# What you are asked to do
All lines holding the string "Костюм" are to be shown.
Start of Working data
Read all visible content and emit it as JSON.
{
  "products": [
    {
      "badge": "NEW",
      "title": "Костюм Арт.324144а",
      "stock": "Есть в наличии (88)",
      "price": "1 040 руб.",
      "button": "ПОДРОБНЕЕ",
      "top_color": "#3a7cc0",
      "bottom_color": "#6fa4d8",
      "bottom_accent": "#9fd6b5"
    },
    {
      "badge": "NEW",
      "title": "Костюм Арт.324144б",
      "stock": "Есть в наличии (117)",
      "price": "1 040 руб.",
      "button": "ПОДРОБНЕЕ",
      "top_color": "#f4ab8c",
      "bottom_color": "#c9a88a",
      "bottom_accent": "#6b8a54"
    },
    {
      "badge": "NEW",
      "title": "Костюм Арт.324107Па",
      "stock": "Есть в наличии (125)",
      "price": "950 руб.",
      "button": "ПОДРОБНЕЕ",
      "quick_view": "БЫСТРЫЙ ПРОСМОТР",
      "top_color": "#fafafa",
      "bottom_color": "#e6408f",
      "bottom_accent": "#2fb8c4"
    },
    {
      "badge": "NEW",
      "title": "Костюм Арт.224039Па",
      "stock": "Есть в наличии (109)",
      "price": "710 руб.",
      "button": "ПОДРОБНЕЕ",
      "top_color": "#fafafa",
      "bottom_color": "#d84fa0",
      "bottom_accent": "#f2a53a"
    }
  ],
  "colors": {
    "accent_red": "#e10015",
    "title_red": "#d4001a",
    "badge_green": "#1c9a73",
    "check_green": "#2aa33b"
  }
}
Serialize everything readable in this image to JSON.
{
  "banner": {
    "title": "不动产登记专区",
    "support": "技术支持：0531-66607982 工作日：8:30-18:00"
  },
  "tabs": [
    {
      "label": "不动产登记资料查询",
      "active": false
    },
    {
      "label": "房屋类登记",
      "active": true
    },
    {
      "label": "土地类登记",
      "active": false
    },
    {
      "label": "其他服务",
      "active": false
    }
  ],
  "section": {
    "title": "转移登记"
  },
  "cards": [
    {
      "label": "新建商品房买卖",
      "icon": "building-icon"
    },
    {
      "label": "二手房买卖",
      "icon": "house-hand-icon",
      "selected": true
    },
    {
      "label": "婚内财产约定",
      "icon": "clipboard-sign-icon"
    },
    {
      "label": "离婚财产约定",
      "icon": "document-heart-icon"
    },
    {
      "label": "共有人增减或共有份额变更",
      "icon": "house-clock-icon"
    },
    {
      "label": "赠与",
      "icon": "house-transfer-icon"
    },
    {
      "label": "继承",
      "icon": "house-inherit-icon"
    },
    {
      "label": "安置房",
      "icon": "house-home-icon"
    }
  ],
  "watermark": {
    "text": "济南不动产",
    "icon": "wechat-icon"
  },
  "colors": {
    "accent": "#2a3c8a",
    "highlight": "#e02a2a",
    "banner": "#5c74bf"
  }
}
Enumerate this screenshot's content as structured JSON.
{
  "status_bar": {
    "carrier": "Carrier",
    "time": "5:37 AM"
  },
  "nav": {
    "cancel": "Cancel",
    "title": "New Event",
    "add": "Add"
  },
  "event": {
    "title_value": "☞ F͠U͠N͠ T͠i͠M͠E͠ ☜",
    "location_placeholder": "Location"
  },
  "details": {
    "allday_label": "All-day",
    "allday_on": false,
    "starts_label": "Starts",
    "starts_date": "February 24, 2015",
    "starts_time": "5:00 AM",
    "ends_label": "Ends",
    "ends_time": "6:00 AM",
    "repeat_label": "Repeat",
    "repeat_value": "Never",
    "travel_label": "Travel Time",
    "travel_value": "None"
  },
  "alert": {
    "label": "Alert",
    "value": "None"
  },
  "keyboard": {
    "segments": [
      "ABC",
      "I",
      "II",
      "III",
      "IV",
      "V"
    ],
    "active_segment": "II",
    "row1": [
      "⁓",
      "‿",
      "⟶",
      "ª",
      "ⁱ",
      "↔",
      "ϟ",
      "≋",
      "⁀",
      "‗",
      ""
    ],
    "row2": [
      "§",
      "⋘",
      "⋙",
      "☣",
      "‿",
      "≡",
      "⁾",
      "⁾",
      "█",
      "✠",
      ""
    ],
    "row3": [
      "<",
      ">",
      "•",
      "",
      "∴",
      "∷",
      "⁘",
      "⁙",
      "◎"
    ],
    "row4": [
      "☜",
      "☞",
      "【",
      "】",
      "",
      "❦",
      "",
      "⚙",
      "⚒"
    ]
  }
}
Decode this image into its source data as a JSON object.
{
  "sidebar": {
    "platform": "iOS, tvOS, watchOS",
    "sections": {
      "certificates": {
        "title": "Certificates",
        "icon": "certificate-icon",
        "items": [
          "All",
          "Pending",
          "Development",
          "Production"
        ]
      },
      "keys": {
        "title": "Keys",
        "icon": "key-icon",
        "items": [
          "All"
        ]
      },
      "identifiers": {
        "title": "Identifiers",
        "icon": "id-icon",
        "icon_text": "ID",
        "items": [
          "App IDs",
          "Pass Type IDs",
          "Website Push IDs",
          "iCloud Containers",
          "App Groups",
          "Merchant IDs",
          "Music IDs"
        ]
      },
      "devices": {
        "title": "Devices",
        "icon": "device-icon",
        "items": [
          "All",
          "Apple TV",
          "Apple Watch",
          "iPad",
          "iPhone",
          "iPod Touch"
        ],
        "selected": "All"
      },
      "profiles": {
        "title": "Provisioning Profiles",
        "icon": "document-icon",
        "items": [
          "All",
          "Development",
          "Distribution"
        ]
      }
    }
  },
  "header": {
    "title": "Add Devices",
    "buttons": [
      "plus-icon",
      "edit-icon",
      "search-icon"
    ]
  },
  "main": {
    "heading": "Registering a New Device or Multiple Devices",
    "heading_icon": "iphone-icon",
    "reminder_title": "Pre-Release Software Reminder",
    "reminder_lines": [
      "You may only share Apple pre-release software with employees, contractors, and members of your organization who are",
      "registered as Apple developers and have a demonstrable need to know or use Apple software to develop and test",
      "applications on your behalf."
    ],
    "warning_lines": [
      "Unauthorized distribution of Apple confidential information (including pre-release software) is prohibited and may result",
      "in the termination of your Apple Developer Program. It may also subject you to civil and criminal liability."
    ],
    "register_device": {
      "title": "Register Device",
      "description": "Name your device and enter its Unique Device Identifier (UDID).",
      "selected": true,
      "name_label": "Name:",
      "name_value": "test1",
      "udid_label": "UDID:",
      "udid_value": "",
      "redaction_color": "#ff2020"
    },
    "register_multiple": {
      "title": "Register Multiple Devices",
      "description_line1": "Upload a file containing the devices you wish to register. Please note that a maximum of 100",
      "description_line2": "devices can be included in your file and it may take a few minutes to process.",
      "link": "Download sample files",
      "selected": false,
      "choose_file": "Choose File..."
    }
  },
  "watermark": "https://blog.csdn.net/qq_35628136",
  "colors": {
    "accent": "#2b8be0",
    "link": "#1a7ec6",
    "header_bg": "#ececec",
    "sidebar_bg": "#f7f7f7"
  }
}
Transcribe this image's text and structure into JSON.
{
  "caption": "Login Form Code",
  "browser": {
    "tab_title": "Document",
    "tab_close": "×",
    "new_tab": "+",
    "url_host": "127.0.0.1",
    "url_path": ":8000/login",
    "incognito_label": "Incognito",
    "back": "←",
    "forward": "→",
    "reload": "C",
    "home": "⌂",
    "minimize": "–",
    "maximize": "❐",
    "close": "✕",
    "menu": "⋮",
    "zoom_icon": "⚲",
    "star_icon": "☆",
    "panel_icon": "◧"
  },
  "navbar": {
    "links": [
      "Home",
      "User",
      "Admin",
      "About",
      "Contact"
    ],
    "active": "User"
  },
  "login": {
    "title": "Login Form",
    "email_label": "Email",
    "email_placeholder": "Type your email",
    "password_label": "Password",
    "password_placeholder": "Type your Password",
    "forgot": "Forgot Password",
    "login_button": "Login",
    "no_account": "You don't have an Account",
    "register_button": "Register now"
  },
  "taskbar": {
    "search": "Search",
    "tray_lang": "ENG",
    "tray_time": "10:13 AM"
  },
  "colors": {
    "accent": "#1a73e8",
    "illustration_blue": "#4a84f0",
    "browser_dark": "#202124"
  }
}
End of Working data
# Result for this task
      "title": "Костюм Арт.324144а",
      "title": "Костюм Арт.324144б",
      "title": "Костюм Арт.324107Па",
      "title": "Костюм Арт.224039Па",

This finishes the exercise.